__Available data__.
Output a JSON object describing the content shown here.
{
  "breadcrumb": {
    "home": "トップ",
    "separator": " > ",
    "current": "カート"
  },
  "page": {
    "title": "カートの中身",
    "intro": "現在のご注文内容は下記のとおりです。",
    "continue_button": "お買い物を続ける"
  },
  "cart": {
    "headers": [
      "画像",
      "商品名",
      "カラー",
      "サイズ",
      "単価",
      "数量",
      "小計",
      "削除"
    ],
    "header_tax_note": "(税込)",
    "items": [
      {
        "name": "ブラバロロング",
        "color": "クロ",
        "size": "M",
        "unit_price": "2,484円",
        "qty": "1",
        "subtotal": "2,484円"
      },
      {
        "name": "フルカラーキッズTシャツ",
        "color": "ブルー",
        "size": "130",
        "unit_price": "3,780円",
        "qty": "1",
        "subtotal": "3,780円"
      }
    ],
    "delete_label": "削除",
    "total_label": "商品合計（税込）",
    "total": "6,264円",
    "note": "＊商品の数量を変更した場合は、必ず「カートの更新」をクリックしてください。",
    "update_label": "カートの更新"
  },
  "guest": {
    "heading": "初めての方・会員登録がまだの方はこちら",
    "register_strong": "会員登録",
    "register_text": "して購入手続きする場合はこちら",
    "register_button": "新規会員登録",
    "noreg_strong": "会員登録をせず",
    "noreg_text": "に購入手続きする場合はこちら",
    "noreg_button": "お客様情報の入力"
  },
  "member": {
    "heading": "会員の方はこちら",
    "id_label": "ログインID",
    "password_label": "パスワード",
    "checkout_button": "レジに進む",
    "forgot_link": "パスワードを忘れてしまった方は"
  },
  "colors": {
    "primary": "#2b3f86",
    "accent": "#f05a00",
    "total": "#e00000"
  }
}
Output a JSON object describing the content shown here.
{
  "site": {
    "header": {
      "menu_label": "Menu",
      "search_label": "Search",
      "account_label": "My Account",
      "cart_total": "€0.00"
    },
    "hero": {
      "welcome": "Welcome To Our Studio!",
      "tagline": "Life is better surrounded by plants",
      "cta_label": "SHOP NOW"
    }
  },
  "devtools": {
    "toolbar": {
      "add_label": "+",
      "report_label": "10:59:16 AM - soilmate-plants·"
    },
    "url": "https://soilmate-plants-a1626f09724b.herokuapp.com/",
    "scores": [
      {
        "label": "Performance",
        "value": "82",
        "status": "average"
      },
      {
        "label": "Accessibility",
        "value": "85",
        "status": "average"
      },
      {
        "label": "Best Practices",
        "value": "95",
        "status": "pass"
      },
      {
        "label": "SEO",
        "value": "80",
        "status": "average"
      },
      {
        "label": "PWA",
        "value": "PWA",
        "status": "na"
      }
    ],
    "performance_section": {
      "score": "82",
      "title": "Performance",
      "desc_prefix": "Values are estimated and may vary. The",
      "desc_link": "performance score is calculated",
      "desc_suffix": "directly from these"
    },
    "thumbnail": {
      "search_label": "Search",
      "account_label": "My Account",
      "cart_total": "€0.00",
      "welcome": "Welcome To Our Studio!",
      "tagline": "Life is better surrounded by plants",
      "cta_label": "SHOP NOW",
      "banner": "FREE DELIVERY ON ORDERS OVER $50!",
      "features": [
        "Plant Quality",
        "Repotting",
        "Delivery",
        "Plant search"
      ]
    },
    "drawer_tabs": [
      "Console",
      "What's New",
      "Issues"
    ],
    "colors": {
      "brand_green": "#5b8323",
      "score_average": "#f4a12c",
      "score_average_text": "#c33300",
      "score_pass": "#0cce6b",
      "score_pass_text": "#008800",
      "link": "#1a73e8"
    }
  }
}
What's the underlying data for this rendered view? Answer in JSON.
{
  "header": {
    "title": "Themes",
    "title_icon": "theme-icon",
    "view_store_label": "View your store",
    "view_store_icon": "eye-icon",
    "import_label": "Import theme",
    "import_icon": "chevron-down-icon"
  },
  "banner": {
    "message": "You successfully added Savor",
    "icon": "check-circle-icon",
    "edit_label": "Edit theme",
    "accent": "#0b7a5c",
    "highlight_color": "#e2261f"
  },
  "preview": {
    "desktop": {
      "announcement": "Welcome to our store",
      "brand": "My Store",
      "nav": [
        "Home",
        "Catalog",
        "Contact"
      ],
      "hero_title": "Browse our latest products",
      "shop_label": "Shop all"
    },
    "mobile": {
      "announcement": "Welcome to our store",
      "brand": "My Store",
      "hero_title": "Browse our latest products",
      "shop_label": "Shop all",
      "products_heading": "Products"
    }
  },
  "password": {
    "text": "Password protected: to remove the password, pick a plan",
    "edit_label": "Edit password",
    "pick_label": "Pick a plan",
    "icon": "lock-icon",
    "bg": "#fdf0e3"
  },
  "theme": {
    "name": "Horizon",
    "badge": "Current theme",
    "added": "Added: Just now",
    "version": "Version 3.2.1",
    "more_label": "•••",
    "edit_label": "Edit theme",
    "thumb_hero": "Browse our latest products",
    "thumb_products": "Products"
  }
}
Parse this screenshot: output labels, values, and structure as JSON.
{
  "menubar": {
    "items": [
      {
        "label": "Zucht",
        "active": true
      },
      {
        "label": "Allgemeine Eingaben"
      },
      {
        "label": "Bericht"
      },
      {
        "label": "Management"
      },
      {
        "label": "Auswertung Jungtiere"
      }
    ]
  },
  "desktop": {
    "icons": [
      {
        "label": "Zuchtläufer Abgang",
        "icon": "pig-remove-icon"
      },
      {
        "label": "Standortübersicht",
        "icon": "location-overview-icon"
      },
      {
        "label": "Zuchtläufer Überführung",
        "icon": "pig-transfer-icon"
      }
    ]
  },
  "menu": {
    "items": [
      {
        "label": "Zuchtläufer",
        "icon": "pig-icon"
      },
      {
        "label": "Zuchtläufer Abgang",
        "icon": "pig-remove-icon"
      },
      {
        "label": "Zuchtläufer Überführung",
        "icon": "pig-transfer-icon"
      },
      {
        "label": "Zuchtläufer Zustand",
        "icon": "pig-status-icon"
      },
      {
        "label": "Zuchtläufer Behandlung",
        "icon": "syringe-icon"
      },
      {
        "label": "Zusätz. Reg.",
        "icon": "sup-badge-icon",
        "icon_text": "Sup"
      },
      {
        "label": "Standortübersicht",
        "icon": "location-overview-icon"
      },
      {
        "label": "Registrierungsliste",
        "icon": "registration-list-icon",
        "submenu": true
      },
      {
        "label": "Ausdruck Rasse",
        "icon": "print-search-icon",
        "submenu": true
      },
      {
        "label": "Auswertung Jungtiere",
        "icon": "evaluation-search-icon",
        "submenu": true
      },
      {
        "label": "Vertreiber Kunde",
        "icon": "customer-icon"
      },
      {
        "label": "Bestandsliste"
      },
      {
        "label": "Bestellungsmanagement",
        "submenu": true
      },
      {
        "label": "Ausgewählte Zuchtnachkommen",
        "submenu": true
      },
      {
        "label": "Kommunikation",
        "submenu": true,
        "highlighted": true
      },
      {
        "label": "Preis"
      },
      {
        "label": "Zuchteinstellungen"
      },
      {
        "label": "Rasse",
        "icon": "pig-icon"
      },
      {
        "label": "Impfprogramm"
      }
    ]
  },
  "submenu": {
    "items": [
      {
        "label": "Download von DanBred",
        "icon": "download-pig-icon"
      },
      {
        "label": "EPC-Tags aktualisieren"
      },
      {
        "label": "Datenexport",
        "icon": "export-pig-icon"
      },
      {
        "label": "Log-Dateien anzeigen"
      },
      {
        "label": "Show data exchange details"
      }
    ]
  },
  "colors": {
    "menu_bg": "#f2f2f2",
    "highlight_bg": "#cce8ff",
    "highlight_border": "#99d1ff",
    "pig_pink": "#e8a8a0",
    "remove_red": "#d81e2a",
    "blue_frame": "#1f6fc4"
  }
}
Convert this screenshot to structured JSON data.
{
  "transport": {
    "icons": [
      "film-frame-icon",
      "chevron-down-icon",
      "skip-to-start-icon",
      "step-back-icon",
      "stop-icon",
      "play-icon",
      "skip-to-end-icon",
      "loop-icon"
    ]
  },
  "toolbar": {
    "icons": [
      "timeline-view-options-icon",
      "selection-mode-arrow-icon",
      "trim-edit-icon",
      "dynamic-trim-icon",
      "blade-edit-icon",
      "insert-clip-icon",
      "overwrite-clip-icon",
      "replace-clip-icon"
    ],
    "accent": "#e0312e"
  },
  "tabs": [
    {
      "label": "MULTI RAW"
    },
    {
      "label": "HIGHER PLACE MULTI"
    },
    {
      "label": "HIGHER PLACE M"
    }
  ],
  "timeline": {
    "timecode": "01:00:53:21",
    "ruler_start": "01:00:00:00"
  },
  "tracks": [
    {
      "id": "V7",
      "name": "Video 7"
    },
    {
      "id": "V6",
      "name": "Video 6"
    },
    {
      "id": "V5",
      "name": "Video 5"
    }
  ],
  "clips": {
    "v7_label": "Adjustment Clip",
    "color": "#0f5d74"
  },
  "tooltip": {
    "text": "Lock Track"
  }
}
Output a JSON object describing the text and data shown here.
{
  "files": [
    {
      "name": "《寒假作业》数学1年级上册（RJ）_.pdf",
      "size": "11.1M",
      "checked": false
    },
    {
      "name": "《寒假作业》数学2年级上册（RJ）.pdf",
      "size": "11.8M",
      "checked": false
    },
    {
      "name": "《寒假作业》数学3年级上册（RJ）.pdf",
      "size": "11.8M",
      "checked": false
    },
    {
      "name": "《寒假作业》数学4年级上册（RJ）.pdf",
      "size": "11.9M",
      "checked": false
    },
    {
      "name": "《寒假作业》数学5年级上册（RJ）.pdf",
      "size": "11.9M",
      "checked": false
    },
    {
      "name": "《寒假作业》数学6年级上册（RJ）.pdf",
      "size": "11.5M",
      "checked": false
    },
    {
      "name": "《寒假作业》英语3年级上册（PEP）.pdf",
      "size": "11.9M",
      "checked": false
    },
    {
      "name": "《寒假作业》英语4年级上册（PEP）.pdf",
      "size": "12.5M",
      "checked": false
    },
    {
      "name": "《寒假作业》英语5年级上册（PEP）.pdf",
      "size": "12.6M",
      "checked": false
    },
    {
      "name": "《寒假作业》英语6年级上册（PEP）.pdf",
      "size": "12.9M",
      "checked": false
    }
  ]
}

__Prompt__.
Output the lines from the line containing "Output a JSON object describing the text" to the end, both included; add nothing.

__Answer in full__.
Output a JSON object describing the text and data shown here.
{
  "files": [
    {
      "name": "《寒假作业》数学1年级上册（RJ）_.pdf",
      "size": "11.1M",
      "checked": false
    },
    {
      "name": "《寒假作业》数学2年级上册（RJ）.pdf",
      "size": "11.8M",
      "checked": false
    },
    {
      "name": "《寒假作业》数学3年级上册（RJ）.pdf",
      "size": "11.8M",
      "checked": false
    },
    {
      "name": "《寒假作业》数学4年级上册（RJ）.pdf",
      "size": "11.9M",
      "checked": false
    },
    {
      "name": "《寒假作业》数学5年级上册（RJ）.pdf",
      "size": "11.9M",
      "checked": false
    },
    {
      "name": "《寒假作业》数学6年级上册（RJ）.pdf",
      "size": "11.5M",
      "checked": false
    },
    {
      "name": "《寒假作业》英语3年级上册（PEP）.pdf",
      "size": "11.9M",
      "checked": false
    },
    {
      "name": "《寒假作业》英语4年级上册（PEP）.pdf",
      "size": "12.5M",
      "checked": false
    },
    {
      "name": "《寒假作业》英语5年级上册（PEP）.pdf",
      "size": "12.6M",
      "checked": false
    },
    {
      "name": "《寒假作业》英语6年级上册（PEP）.pdf",
      "size": "12.9M",
      "checked": false
    }
  ]
}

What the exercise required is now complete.